» **PROBLEMS TO SOLVE**
a) What diagnosis did the hospital give the writer of the pregnancy blog post?
b) Return the passage of the pregnancy blog post from "So my husband" up to and including "on our way.".
c) Carry the pregnancy blog post further, continuing on from its last sentence.

» **TEXT UNDER STUDY**
'''
Today’s wishlist will be a little different, since I am expecting a baby girl in June. Here are some of my top picks for baby:
Clockwise from top left: (1) Sleepy Beast Onesie from Spearmint Love, (2) Solly Baby x Rifle Paper Co., (3) Bison Swaddle from Spearmint Love, (4) Stroller Blanket from Babyletto, and (5) Teething Necklace from Little Teether
About this time last year, my husband and I decided it was time to start a family. It was a little nerve-wracking, being a huge life change, but we were excited. About a month and a half after, I woke up in the night to some abdominal pain. I tossed and turned for hours, and then in the morning it was better. I didn’t think anything of it until the next night it came back in full force and continued throughout the entire weekend.
Then, the bleeding started. I took a pregnancy test and it was positive. I wasn’t sure what to think at that moment in time. The next day, I called my OBGYN and told them I needed to set up a pre-natal appointment. I casually mentioned the bleeding, and they said I should go to the Emergency Room to get it checked out.
The nurse’s advice was not what a newly pregnant woman wants to hear. I thought what was happening for the most part was normal. Bleeding can happen at the beginning of pregnancy. It could have been merely implantation bleeding.
So my husband and I ended up at the hospital. They took us back right away and did some exams. I was indeed pregnant, and the physical exam went well, but they diagnosed me with a “threatened miscarriage”. It wasn’t imminent, but it was a possibility. They instructed us to come back in a few days to test my hcg levels to make sure they were increasing. With some light pain meds and several print-outs, they sent us on our way.
'''
(Records contained in a dataset)
'''
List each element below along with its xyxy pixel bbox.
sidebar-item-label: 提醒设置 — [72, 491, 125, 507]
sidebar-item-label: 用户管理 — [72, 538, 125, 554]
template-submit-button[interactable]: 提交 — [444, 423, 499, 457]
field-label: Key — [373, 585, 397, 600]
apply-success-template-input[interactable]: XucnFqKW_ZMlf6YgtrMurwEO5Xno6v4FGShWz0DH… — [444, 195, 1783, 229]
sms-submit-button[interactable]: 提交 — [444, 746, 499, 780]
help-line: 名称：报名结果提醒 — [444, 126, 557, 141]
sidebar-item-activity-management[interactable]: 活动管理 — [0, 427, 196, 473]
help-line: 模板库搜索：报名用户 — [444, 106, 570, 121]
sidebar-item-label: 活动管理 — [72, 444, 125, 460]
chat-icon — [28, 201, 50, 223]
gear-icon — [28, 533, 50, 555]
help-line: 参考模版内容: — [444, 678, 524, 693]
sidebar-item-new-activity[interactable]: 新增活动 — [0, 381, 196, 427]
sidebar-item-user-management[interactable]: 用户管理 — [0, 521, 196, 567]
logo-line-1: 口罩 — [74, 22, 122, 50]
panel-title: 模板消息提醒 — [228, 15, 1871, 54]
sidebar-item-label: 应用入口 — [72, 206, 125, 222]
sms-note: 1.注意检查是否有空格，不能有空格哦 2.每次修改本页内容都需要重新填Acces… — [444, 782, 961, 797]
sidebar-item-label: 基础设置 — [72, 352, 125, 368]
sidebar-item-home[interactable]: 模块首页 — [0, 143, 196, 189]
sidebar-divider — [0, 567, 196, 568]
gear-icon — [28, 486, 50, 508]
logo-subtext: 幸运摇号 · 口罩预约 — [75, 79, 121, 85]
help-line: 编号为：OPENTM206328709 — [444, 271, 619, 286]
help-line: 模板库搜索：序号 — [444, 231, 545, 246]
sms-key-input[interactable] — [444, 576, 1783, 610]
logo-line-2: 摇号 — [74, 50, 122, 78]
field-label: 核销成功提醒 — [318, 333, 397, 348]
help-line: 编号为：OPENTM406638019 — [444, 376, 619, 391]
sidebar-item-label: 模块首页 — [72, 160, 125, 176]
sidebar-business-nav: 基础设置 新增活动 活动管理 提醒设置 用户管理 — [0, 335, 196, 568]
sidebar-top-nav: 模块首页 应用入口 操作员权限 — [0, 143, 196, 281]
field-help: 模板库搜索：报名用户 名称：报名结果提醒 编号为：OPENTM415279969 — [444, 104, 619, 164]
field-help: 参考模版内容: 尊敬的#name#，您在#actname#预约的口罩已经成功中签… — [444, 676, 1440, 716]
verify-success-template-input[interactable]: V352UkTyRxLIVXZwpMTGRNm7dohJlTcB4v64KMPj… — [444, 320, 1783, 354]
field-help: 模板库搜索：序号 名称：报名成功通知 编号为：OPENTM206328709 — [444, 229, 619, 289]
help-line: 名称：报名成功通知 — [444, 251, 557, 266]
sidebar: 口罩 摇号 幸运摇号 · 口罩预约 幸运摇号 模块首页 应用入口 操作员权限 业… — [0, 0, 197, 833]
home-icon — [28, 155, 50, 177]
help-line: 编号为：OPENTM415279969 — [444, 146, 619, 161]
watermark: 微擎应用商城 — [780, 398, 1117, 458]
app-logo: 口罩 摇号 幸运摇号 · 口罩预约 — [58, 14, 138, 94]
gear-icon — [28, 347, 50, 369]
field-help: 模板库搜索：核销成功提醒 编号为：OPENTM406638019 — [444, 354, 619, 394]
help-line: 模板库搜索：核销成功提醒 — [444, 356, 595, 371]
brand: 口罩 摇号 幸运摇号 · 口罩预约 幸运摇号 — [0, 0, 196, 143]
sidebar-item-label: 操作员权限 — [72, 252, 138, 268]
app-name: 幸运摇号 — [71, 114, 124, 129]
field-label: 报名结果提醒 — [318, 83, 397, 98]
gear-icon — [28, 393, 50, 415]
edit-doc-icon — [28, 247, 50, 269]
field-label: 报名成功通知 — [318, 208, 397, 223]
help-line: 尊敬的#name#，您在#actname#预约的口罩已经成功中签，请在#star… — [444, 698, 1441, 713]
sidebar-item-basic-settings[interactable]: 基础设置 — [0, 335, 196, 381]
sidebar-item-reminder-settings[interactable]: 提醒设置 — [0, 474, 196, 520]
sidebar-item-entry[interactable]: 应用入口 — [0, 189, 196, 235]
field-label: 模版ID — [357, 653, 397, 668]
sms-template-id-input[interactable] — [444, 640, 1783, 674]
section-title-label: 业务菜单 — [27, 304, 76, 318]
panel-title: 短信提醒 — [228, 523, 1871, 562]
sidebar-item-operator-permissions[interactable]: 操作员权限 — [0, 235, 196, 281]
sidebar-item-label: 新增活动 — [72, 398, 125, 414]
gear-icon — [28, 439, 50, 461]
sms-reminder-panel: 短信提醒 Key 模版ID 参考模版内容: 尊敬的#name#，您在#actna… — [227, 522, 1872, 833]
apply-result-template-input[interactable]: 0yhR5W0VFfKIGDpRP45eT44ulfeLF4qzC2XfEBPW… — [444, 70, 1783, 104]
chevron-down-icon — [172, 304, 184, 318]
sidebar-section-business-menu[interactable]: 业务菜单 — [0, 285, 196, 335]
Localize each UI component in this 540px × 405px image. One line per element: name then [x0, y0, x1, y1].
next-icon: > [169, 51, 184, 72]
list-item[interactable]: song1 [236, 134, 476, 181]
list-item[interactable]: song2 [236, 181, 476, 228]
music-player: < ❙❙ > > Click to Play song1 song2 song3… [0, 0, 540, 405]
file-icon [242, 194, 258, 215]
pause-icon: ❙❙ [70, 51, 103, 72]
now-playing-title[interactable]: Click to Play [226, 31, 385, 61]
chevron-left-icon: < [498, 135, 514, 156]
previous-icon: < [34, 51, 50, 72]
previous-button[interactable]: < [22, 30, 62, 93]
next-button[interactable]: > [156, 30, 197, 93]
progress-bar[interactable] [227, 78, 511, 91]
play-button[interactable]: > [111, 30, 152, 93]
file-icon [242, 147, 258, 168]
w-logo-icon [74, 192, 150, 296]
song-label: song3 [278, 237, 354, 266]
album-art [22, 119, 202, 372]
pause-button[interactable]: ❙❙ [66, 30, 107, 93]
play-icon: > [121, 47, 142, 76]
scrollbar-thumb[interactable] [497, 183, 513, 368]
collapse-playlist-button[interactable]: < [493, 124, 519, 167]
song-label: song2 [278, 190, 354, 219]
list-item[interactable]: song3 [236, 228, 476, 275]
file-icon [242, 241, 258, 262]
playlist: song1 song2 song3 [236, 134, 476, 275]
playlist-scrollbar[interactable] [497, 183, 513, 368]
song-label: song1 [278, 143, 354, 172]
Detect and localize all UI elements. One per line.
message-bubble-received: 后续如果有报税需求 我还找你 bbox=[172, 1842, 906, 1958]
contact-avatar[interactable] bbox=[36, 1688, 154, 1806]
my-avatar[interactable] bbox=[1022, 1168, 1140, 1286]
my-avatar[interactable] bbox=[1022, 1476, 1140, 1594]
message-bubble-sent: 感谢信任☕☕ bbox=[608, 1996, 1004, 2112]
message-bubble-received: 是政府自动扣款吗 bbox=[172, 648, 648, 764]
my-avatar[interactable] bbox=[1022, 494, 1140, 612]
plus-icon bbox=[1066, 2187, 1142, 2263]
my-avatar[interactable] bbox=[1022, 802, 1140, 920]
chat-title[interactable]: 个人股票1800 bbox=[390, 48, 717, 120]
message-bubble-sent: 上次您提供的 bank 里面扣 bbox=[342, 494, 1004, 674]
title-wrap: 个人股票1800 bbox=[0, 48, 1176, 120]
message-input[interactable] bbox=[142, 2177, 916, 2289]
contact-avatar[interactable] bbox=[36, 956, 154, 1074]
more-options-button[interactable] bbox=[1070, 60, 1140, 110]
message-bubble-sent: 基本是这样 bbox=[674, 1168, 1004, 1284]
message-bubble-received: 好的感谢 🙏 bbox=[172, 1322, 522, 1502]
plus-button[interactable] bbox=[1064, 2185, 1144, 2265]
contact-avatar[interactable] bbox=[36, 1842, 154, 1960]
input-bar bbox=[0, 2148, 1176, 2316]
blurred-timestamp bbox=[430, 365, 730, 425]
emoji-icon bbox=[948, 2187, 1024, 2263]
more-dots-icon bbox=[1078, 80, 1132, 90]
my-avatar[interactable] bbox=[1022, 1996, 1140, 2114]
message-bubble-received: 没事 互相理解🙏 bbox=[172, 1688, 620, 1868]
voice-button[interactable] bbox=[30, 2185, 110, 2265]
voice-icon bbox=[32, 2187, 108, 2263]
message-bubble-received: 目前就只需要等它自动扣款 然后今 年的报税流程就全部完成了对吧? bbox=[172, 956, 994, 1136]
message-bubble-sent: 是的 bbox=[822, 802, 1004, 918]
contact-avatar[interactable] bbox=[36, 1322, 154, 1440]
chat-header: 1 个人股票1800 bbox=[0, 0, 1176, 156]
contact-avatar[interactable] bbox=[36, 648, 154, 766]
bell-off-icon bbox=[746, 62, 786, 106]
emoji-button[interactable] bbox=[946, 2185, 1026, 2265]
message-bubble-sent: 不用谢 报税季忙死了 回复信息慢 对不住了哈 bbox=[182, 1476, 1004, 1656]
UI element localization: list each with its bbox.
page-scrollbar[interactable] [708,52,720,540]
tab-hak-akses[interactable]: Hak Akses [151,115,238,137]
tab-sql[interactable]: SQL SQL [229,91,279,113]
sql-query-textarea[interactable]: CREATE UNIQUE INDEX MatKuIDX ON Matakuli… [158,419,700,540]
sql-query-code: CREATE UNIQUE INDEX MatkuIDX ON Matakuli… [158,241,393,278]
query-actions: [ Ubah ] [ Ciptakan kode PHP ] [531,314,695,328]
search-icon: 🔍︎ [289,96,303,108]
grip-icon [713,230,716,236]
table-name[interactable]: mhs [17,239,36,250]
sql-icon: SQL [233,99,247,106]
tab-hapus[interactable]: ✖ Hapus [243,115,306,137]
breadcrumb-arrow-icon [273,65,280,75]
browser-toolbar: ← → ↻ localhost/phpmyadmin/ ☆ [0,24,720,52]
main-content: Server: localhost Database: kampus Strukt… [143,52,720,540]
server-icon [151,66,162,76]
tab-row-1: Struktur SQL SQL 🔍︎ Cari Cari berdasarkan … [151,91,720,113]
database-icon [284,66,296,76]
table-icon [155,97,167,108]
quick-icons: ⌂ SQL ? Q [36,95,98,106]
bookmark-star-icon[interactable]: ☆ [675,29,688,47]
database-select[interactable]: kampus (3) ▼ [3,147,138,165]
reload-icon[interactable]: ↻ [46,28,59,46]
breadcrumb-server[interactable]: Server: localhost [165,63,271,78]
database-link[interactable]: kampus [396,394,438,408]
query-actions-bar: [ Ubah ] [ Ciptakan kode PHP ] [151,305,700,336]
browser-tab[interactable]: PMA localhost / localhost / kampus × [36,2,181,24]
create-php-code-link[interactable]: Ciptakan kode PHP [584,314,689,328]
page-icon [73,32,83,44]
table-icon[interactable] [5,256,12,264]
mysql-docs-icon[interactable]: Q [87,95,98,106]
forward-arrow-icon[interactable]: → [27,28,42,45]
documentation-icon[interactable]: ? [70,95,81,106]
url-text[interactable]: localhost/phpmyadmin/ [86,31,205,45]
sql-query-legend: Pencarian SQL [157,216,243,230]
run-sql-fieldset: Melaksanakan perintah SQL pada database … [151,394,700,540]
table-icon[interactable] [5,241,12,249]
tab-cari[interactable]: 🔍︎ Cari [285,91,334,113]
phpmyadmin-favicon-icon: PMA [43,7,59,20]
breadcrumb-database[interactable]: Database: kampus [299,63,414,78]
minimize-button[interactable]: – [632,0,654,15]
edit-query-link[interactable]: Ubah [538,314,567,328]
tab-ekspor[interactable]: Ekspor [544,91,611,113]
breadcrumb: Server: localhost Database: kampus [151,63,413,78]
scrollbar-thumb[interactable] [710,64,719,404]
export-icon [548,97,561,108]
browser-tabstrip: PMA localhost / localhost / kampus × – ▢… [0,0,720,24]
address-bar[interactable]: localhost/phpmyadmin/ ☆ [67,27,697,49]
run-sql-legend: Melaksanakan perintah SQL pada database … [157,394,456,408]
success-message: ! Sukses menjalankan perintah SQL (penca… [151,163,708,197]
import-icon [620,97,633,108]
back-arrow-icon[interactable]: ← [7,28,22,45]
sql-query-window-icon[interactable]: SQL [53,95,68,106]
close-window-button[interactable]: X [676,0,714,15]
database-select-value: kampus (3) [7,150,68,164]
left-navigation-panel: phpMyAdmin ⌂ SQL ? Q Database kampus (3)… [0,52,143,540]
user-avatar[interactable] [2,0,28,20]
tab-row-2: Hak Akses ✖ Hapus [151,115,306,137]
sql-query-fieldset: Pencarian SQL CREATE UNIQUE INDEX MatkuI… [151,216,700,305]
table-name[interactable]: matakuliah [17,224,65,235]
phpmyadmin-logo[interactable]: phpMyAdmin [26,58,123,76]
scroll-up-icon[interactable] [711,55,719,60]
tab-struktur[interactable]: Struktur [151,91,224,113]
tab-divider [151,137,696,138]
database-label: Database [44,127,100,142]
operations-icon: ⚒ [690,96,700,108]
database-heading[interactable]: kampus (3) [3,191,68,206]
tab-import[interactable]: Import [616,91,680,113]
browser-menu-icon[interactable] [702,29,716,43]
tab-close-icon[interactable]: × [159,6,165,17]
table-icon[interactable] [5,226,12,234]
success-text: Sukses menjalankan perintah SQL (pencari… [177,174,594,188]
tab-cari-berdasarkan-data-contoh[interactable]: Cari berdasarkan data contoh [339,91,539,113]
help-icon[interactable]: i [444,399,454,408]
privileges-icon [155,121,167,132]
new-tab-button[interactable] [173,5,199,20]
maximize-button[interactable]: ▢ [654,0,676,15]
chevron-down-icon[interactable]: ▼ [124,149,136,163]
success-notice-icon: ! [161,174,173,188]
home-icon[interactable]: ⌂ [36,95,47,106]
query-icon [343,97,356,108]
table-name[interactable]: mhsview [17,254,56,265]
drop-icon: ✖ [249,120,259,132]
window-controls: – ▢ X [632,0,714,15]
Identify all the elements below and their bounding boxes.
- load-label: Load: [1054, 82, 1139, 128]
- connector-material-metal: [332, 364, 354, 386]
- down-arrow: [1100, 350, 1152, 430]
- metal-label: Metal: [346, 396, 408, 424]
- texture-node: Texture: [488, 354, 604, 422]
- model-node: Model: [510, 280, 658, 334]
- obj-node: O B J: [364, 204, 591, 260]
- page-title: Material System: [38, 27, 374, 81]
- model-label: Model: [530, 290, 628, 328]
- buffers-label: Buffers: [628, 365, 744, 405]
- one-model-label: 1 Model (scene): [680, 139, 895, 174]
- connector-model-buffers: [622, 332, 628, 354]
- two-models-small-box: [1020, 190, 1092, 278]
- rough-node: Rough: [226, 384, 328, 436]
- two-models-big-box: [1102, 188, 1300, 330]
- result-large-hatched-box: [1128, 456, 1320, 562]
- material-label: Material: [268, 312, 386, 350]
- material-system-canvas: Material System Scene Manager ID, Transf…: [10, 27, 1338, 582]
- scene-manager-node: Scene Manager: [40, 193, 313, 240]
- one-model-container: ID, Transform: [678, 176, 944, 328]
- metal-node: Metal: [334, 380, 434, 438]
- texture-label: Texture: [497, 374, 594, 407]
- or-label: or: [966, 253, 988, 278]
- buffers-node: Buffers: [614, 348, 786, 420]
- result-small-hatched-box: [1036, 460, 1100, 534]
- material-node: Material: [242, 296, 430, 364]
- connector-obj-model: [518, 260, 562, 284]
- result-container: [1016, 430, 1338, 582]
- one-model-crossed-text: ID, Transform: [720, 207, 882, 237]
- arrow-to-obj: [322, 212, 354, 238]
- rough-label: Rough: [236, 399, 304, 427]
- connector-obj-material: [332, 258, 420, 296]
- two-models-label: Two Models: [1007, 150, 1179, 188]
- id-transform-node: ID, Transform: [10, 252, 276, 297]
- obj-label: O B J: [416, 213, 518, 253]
'''
» **EXERCISE RESULTS**
a) A "threatened miscarriage."

b)
So my husband and I ended up at the hospital. They took us back right away and did some exams. I was indeed pregnant, and the physical exam went well, but they diagnosed me with a “threatened miscarriage”. It wasn’t imminent, but it was a possibility. They instructed us to come back in a few days to test my hcg levels to make sure they were increasing. With some light pain meds and several print-outs, they sent us on our way.

c)
Two days later, I went to the lab and they took some blood to do the test. They rushed it, to help ease my fears. The nightly pain was gone, but fear took its place. I wanted everything to be okay.
On the sixth day since the positive pregnancy test, I received a call from my doctor. After a few pleasantries, she asked for a rundown of what had happened during the week. I explained the situation and she responded with the words I was dreading, “Your hcg test came back and your levels are going down. We’ll need to do another test in about a month to confirm it’s back to 0.”. I was losing the baby.
I didn’t even have a chance to comprehend what had happened. I was pregnant, but I wasn’t? I had all the symptoms, but they would go away. My baby was not going to make it. I didn’t tell anyone else but my Mom and Dad. My husband and I chose to grieve in private. He was so supportive throughout the whole process.
It was hard to understand the why. I didn’t blame myself, but I did have the fear that it was because I was older. Maybe I could never have children and I just never knew.
My only comfort was to know that the baby was not ready to be here. The timing just wasn’t right for me to become a mother quite yet.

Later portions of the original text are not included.